INPUT FOR THIS TASK »
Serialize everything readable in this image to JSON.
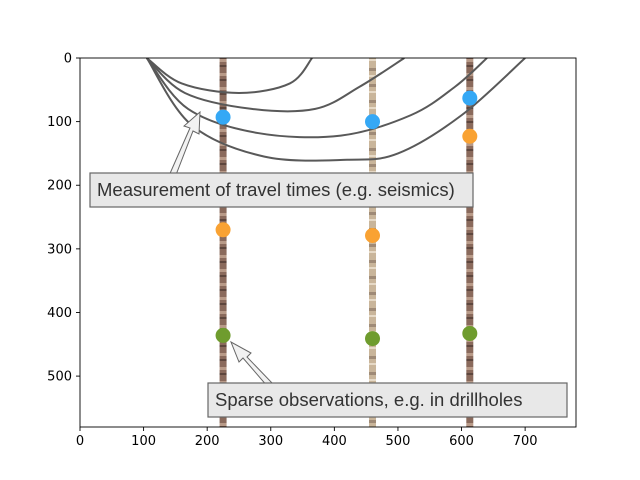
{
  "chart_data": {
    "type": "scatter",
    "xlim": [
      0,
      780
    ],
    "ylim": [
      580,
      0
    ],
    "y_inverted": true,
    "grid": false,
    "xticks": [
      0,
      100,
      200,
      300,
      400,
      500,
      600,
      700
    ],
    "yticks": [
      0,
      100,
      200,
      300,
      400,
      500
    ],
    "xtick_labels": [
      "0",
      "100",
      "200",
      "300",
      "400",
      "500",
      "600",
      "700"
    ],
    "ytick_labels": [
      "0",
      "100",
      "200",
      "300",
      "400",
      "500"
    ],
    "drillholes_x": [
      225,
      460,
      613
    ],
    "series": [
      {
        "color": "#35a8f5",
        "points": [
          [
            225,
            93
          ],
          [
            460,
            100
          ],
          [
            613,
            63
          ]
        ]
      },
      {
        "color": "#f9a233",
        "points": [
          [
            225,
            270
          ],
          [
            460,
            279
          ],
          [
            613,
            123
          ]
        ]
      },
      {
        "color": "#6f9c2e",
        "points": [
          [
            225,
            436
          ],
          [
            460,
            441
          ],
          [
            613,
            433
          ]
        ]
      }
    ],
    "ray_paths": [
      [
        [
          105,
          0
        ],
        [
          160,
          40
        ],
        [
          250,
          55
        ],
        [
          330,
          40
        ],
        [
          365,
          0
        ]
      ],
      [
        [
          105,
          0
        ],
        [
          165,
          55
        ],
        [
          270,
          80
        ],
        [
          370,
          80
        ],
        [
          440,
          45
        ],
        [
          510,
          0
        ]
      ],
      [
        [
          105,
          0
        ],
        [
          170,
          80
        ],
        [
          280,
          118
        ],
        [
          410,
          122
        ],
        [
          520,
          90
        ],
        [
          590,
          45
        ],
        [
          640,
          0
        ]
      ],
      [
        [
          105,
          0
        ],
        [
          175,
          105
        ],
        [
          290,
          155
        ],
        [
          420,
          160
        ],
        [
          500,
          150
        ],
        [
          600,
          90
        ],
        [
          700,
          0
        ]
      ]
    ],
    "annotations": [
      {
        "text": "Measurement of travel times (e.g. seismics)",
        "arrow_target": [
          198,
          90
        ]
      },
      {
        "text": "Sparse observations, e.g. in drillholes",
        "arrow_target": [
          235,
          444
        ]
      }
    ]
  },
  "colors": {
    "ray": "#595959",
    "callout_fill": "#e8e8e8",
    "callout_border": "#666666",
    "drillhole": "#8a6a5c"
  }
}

EXERCISE AIM » Will you set down the records word for word while leaving out every picture?

IN RESPONSE »
Serialize everything readable in this image to JSON.
{
  "chart_data": {
    "type": "scatter",
    "xlim": [
      0,
      780
    ],
    "ylim": [
      580,
      0
    ],
    "y_inverted": true,
    "grid": false,
    "xticks": [
      0,
      100,
      200,
      300,
      400,
      500,
      600,
      700
    ],
    "yticks": [
      0,
      100,
      200,
      300,
      400,
      500
    ],
    "xtick_labels": [
      "0",
      "100",
      "200",
      "300",
      "400",
      "500",
      "600",
      "700"
    ],
    "ytick_labels": [
      "0",
      "100",
      "200",
      "300",
      "400",
      "500"
    ],
    "drillholes_x": [
      225,
      460,
      613
    ],
    "series": [
      {
        "color": "#35a8f5",
        "points": [
          [
            225,
            93
          ],
          [
            460,
            100
          ],
          [
            613,
            63
          ]
        ]
      },
      {
        "color": "#f9a233",
        "points": [
          [
            225,
            270
          ],
          [
            460,
            279
          ],
          [
            613,
            123
          ]
        ]
      },
      {
        "color": "#6f9c2e",
        "points": [
          [
            225,
            436
          ],
          [
            460,
            441
          ],
          [
            613,
            433
          ]
        ]
      }
    ],
    "ray_paths": [
      [
        [
          105,
          0
        ],
        [
          160,
          40
        ],
        [
          250,
          55
        ],
        [
          330,
          40
        ],
        [
          365,
          0
        ]
      ],
      [
        [
          105,
          0
        ],
        [
          165,
          55
        ],
        [
          270,
          80
        ],
        [
          370,
          80
        ],
        [
          440,
          45
        ],
        [
          510,
          0
        ]
      ],
      [
        [
          105,
          0
        ],
        [
          170,
          80
        ],
        [
          280,
          118
        ],
        [
          410,
          122
        ],
        [
          520,
          90
        ],
        [
          590,
          45
        ],
        [
          640,
          0
        ]
      ],
      [
        [
          105,
          0
        ],
        [
          175,
          105
        ],
        [
          290,
          155
        ],
        [
          420,
          160
        ],
        [
          500,
          150
        ],
        [
          600,
          90
        ],
        [
          700,
          0
        ]
      ]
    ],
    "annotations": [
      {
        "text": "Measurement of travel times (e.g. seismics)",
        "arrow_target": [
          198,
          90
        ]
      },
      {
        "text": "Sparse observations, e.g. in drillholes",
        "arrow_target": [
          235,
          444
        ]
      }
    ]
  },
  "colors": {
    "ray": "#595959",
    "callout_fill": "#e8e8e8",
    "callout_border": "#666666",
    "drillhole": "#8a6a5c"
  }
}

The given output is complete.